*Your instructions*
Please repeat, character for character, the stretch of the material below from the line containing "pdf-compression-select[interactable]: 표준: [274, 191, 424, 204]" through the line containing "attach-email-value: 없음(수동 첨부): [291, 319, 338, 328]", including both of those lines.

*Given data*

____

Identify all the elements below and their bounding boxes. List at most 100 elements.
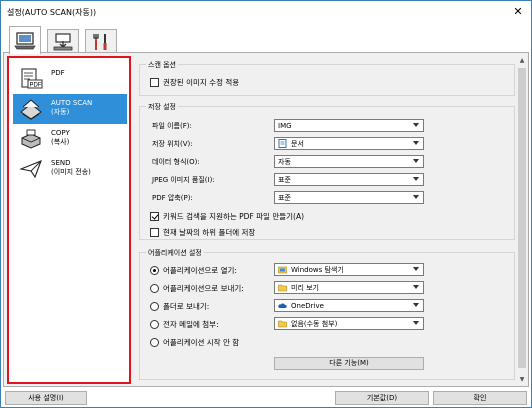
pdf-compression-select[interactable]: 표준: [274, 191, 424, 204]
chevron-down-icon: [413, 141, 419, 145]
tab-scan-from-panel[interactable]: [47, 29, 79, 53]
keyword-pdf-checkbox[interactable]: [150, 212, 159, 221]
send-to-folder-select[interactable]: OneDrive: [274, 299, 424, 312]
scan-type-send[interactable]: SEND (이미지 전송): [13, 154, 127, 184]
jpeg-quality-value: 표준: [278, 175, 291, 184]
settings-content: PDF PDF AUTO SCAN (자동) COPY (복사) SEND (이…: [3, 52, 529, 387]
tab-general-settings[interactable]: [85, 29, 117, 53]
send-to-folder-label: 폴더로 보내기:: [163, 302, 210, 311]
attach-email-radio[interactable]: [150, 320, 159, 329]
scan-options-title: 스캔 옵션: [146, 60, 178, 70]
svg-text:PDF: PDF: [30, 83, 42, 89]
attach-email-value: 없음(수동 첨부): [291, 319, 338, 328]
auto-scan-icon: [20, 99, 42, 120]
attach-email-select[interactable]: 없음(수동 첨부): [274, 317, 424, 330]
scan-type-copy-label: COPY (복사): [51, 129, 70, 146]
chevron-down-icon: [413, 159, 419, 163]
save-settings-group: 저장 설정 파일 이름(F): IMG 저장 위치(V): 문서 데이터 형식(…: [139, 102, 515, 240]
folder-icon: [278, 284, 287, 292]
more-functions-button[interactable]: 다른 기능(M): [274, 357, 424, 370]
window-title: 설정(AUTO SCAN(자동)): [7, 8, 97, 17]
app-settings-title: 어플리케이션 설정: [146, 248, 204, 258]
no-app-label: 어플리케이션 시작 안 함: [163, 338, 240, 347]
chevron-down-icon: [413, 195, 419, 199]
scan-type-pdf-label: PDF: [51, 69, 65, 77]
date-subfolder-label: 현재 날짜의 하위 폴더에 저장: [163, 228, 256, 237]
settings-panel: 스캔 옵션 권장된 이미지 수정 적용 저장 설정 파일 이름(F): IMG …: [135, 56, 523, 384]
no-app-radio[interactable]: [150, 338, 159, 347]
scanner-panel-icon: [53, 32, 73, 50]
send-to-app-label: 어플리케이션으로 보내기:: [163, 284, 244, 293]
send-to-app-row[interactable]: 어플리케이션으로 보내기:: [150, 283, 244, 294]
save-in-select[interactable]: 문서: [274, 137, 424, 150]
instructions-button[interactable]: 사용 설명(I): [5, 391, 87, 405]
data-format-label: 데이터 형식(O):: [152, 158, 200, 166]
tab-scan-from-computer[interactable]: [9, 26, 41, 54]
ok-button[interactable]: 확인: [433, 391, 527, 405]
file-name-value: IMG: [278, 121, 292, 130]
file-name-label: 파일 이름(F):: [152, 122, 192, 130]
chevron-down-icon: [413, 285, 419, 289]
save-settings-title: 저장 설정: [146, 102, 178, 112]
pdf-compression-value: 표준: [278, 193, 291, 202]
folder-window-icon: [278, 266, 287, 274]
open-with-app-select[interactable]: Windows 탐색기: [274, 263, 424, 276]
scan-options-group: 스캔 옵션 권장된 이미지 수정 적용: [139, 60, 515, 96]
pdf-compression-label: PDF 압축(P):: [152, 194, 193, 202]
scan-type-auto-scan[interactable]: AUTO SCAN (자동): [13, 94, 127, 124]
scan-type-copy[interactable]: COPY (복사): [13, 124, 127, 154]
attach-email-label: 전자 메일에 첨부:: [163, 320, 219, 329]
attach-email-row[interactable]: 전자 메일에 첨부:: [150, 319, 219, 330]
jpeg-quality-label: JPEG 이미지 품질(I):: [152, 176, 215, 184]
chevron-down-icon: [413, 123, 419, 127]
title-bar: 설정(AUTO SCAN(자동)) ✕: [1, 1, 531, 23]
defaults-button[interactable]: 기본값(D): [335, 391, 429, 405]
keyword-pdf-label: 키워드 검색을 지원하는 PDF 파일 만들기(A): [163, 212, 305, 221]
pdf-icon: PDF: [21, 68, 43, 89]
vertical-scrollbar[interactable]: ▲ ▼: [517, 56, 527, 384]
open-with-app-radio[interactable]: [150, 266, 159, 275]
date-subfolder-row[interactable]: 현재 날짜의 하위 폴더에 저장: [150, 227, 255, 238]
send-to-app-radio[interactable]: [150, 284, 159, 293]
folder-icon: [278, 320, 287, 328]
send-to-app-select[interactable]: 미리 보기: [274, 281, 424, 294]
settings-window: 설정(AUTO SCAN(자동)) ✕ PDF PDF AUTO SCAN (자…: [0, 0, 532, 408]
copy-printer-icon: [21, 129, 41, 149]
no-app-row[interactable]: 어플리케이션 시작 안 함: [150, 337, 239, 348]
open-with-app-value: Windows 탐색기: [291, 265, 344, 274]
tools-icon: [93, 33, 107, 50]
apply-correction-label: 권장된 이미지 수정 적용: [163, 78, 240, 87]
jpeg-quality-select[interactable]: 표준: [274, 173, 424, 186]
date-subfolder-checkbox[interactable]: [150, 228, 159, 237]
data-format-value: 자동: [278, 157, 291, 166]
chevron-down-icon: [413, 267, 419, 271]
keyword-pdf-row[interactable]: 키워드 검색을 지원하는 PDF 파일 만들기(A): [150, 211, 304, 222]
open-with-app-label: 어플리케이션으로 열기:: [163, 266, 237, 275]
app-settings-group: 어플리케이션 설정 어플리케이션으로 열기: Windows 탐색기 어플리케이…: [139, 248, 515, 380]
scan-type-pdf[interactable]: PDF PDF: [13, 64, 127, 94]
scroll-up-icon[interactable]: ▲: [518, 57, 526, 64]
data-format-select[interactable]: 자동: [274, 155, 424, 168]
close-button[interactable]: ✕: [511, 5, 525, 19]
chevron-down-icon: [413, 177, 419, 181]
tab-strip: [1, 23, 531, 54]
scrollbar-thumb[interactable]: [518, 68, 526, 368]
file-name-select[interactable]: IMG: [274, 119, 424, 132]
chevron-down-icon: [413, 321, 419, 325]
scan-type-send-label: SEND (이미지 전송): [51, 159, 91, 176]
send-icon: [19, 160, 42, 179]
send-to-folder-value: OneDrive: [291, 301, 324, 310]
apply-correction-row[interactable]: 권장된 이미지 수정 적용: [150, 77, 239, 88]
save-in-value: 문서: [291, 139, 304, 148]
send-to-app-value: 미리 보기: [291, 283, 319, 292]
computer-scan-icon: [14, 31, 36, 49]
scan-type-list: PDF PDF AUTO SCAN (자동) COPY (복사) SEND (이…: [7, 56, 131, 384]
scan-type-auto-scan-label: AUTO SCAN (자동): [51, 99, 93, 116]
chevron-down-icon: [413, 303, 419, 307]
send-to-folder-radio[interactable]: [150, 302, 159, 311]
scroll-down-icon[interactable]: ▼: [518, 376, 526, 383]
open-with-app-row[interactable]: 어플리케이션으로 열기:: [150, 265, 237, 276]
send-to-folder-row[interactable]: 폴더로 보내기:: [150, 301, 209, 312]
cloud-icon: [278, 303, 287, 308]
apply-correction-checkbox[interactable]: [150, 78, 159, 87]
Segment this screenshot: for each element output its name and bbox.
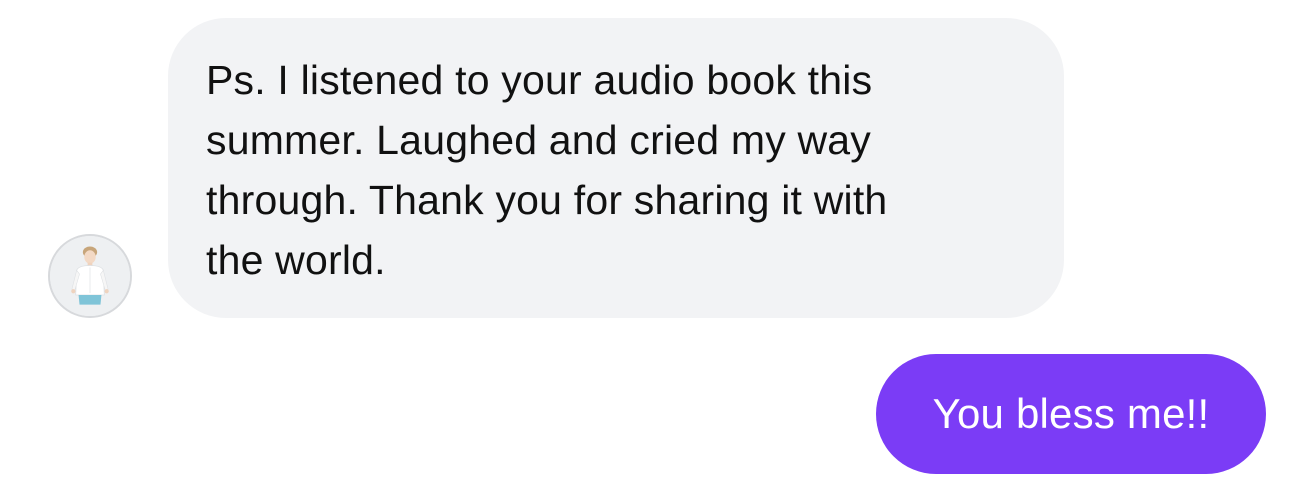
profile-photo-icon — [50, 236, 130, 316]
incoming-message-text: Ps. I listened to your audio book this s… — [206, 57, 888, 283]
sender-avatar[interactable] — [48, 234, 132, 318]
outgoing-message-bubble[interactable]: You bless me!! — [876, 354, 1266, 474]
message-thread: Ps. I listened to your audio book this s… — [0, 0, 1290, 489]
incoming-message-bubble[interactable]: Ps. I listened to your audio book this s… — [168, 18, 1064, 318]
outgoing-message-text: You bless me!! — [932, 390, 1210, 437]
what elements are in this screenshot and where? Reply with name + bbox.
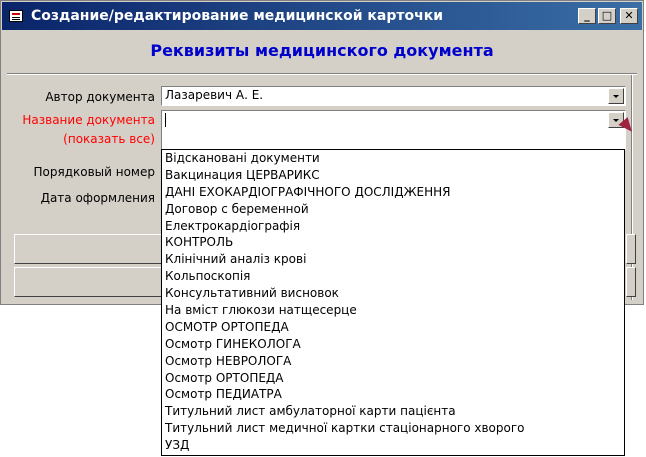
- close-icon: ✕: [624, 9, 634, 22]
- form-title: Реквизиты медицинского документа: [150, 41, 494, 60]
- action-button-1-edge[interactable]: [626, 234, 636, 264]
- form-header: Реквизиты медицинского документа: [7, 31, 637, 71]
- text-caret: [165, 113, 166, 127]
- list-item[interactable]: Титульний лист амбулаторної карти пацієн…: [162, 403, 624, 420]
- header-divider: [7, 73, 637, 75]
- maximize-button[interactable]: □: [598, 8, 616, 24]
- list-item[interactable]: Відскановані документи: [162, 150, 624, 167]
- title-bar[interactable]: Создание/редактирование медицинской карт…: [2, 2, 642, 30]
- list-item[interactable]: Кольпоскопія: [162, 268, 624, 285]
- list-item[interactable]: Електрокардіографія: [162, 218, 624, 235]
- chevron-down-icon[interactable]: [608, 88, 624, 104]
- date-label: Дата оформления: [40, 191, 155, 205]
- close-button[interactable]: ✕: [620, 8, 638, 24]
- document-name-dropdown-list[interactable]: Відскановані документи Вакцинация ЦЕРВАР…: [161, 149, 625, 456]
- list-item[interactable]: Осмотр ОРТОПЕДА: [162, 370, 624, 387]
- list-item[interactable]: УЗД: [162, 437, 624, 454]
- author-value: Лазаревич А. Е.: [165, 88, 264, 102]
- list-item[interactable]: Осмотр ГИНЕКОЛОГА: [162, 336, 624, 353]
- list-item[interactable]: Осмотр ПЕДИАТРА: [162, 386, 624, 403]
- order-number-label: Порядковый номер: [33, 165, 156, 179]
- show-all-link[interactable]: (показать все): [63, 132, 155, 146]
- list-item[interactable]: На вміст глюкози натщесерце: [162, 302, 624, 319]
- list-item[interactable]: Клінічний аналіз крові: [162, 251, 624, 268]
- list-item[interactable]: Осмотр НЕВРОЛОГА: [162, 353, 624, 370]
- docname-combobox[interactable]: [161, 110, 626, 150]
- list-item[interactable]: Консультативний висновок: [162, 285, 624, 302]
- action-button-1[interactable]: [14, 234, 162, 264]
- list-item[interactable]: Вакцинация ЦЕРВАРИКС: [162, 167, 624, 184]
- list-item[interactable]: ОСМОТР ОРТОПЕДА: [162, 319, 624, 336]
- form-icon: [9, 10, 23, 22]
- list-item[interactable]: КОНТРОЛЬ: [162, 234, 624, 251]
- minimize-icon: _: [584, 9, 590, 22]
- author-combobox[interactable]: Лазаревич А. Е.: [161, 86, 626, 106]
- docname-label: Название документа: [22, 113, 155, 127]
- list-item[interactable]: ДАНІ ЕХОКАРДІОГРАФІЧНОГО ДОСЛІДЖЕННЯ: [162, 184, 624, 201]
- action-button-2[interactable]: [14, 267, 162, 297]
- action-button-2-edge[interactable]: [626, 267, 636, 297]
- window-controls: _ □ ✕: [578, 8, 638, 24]
- minimize-button[interactable]: _: [578, 8, 596, 24]
- list-item[interactable]: Титульний лист медичної картки стаціонар…: [162, 420, 624, 437]
- maximize-icon: □: [601, 9, 613, 22]
- list-item[interactable]: Договор с беременной: [162, 201, 624, 218]
- window-title: Создание/редактирование медицинской карт…: [31, 8, 444, 24]
- author-label: Автор документа: [45, 90, 155, 104]
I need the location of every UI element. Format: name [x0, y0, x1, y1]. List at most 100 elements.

____

*Result of the task*
pdf-compression-select[interactable]: 표준: [274, 191, 424, 204]
chevron-down-icon: [413, 141, 419, 145]
tab-scan-from-panel[interactable]: [47, 29, 79, 53]
keyword-pdf-checkbox[interactable]: [150, 212, 159, 221]
send-to-folder-select[interactable]: OneDrive: [274, 299, 424, 312]
scan-type-send[interactable]: SEND (이미지 전송): [13, 154, 127, 184]
jpeg-quality-value: 표준: [278, 175, 291, 184]
settings-content: PDF PDF AUTO SCAN (자동) COPY (복사) SEND (이…: [3, 52, 529, 387]
tab-general-settings[interactable]: [85, 29, 117, 53]
send-to-folder-label: 폴더로 보내기:: [163, 302, 210, 311]
attach-email-radio[interactable]: [150, 320, 159, 329]
scan-options-title: 스캔 옵션: [146, 60, 178, 70]
svg-text:PDF: PDF: [30, 83, 42, 89]
attach-email-value: 없음(수동 첨부): [291, 319, 338, 328]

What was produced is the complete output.